ВЫПОЛНИТЕ ЗАДАНИЕ
Можете дословно процитировать все строки ниже, ничего не меняя?

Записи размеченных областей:
┄┄┄┄┄┄
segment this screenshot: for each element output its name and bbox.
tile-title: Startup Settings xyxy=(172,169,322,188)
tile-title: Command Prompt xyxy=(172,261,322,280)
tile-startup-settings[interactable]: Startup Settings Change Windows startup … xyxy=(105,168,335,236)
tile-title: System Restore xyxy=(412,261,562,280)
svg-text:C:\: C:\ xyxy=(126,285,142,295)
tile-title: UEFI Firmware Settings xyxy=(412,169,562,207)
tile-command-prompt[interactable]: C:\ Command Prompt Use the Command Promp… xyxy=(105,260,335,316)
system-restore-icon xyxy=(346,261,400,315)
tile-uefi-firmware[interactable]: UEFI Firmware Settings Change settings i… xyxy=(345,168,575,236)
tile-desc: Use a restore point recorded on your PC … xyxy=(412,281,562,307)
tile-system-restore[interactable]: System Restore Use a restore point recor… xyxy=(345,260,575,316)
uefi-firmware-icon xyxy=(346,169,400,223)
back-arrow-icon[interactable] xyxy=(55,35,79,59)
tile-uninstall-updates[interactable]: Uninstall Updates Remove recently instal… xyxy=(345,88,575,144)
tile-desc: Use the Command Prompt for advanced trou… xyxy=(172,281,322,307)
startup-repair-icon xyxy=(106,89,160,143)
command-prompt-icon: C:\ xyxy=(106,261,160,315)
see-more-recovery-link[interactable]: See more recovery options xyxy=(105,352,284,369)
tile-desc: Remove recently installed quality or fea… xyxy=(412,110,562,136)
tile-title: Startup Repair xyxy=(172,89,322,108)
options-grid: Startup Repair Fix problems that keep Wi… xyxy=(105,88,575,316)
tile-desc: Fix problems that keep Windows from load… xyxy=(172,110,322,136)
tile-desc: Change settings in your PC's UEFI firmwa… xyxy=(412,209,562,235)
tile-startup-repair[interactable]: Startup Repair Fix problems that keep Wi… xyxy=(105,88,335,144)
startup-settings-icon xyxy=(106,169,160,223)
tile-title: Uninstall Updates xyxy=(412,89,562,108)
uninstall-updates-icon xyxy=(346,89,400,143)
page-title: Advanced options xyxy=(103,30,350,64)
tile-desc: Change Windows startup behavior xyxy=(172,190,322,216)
┄┄┄┄┄┄
ОТВЕТ К УПРАЖНЕНИЮ
segment this screenshot: for each element output its name and bbox.
tile-title: Startup Settings xyxy=(172,169,322,188)
tile-title: Command Prompt xyxy=(172,261,322,280)
tile-startup-settings[interactable]: Startup Settings Change Windows startup … xyxy=(105,168,335,236)
tile-title: System Restore xyxy=(412,261,562,280)
svg-text:C:\: C:\ xyxy=(126,285,142,295)
tile-title: UEFI Firmware Settings xyxy=(412,169,562,207)
tile-command-prompt[interactable]: C:\ Command Prompt Use the Command Promp… xyxy=(105,260,335,316)
system-restore-icon xyxy=(346,261,400,315)
tile-uefi-firmware[interactable]: UEFI Firmware Settings Change settings i… xyxy=(345,168,575,236)
tile-desc: Use a restore point recorded on your PC … xyxy=(412,281,562,307)
tile-system-restore[interactable]: System Restore Use a restore point recor… xyxy=(345,260,575,316)
uefi-firmware-icon xyxy=(346,169,400,223)
back-arrow-icon[interactable] xyxy=(55,35,79,59)
tile-uninstall-updates[interactable]: Uninstall Updates Remove recently instal… xyxy=(345,88,575,144)
tile-desc: Use the Command Prompt for advanced trou… xyxy=(172,281,322,307)
startup-repair-icon xyxy=(106,89,160,143)
command-prompt-icon: C:\ xyxy=(106,261,160,315)
see-more-recovery-link[interactable]: See more recovery options xyxy=(105,352,284,369)
tile-desc: Remove recently installed quality or fea… xyxy=(412,110,562,136)
tile-title: Startup Repair xyxy=(172,89,322,108)
options-grid: Startup Repair Fix problems that keep Wi… xyxy=(105,88,575,316)
tile-desc: Fix problems that keep Windows from load… xyxy=(172,110,322,136)
tile-desc: Change settings in your PC's UEFI firmwa… xyxy=(412,209,562,235)
tile-startup-repair[interactable]: Startup Repair Fix problems that keep Wi… xyxy=(105,88,335,144)
startup-settings-icon xyxy=(106,169,160,223)
tile-title: Uninstall Updates xyxy=(412,89,562,108)
uninstall-updates-icon xyxy=(346,89,400,143)
page-title: Advanced options xyxy=(103,30,350,64)
tile-desc: Change Windows startup behavior xyxy=(172,190,322,216)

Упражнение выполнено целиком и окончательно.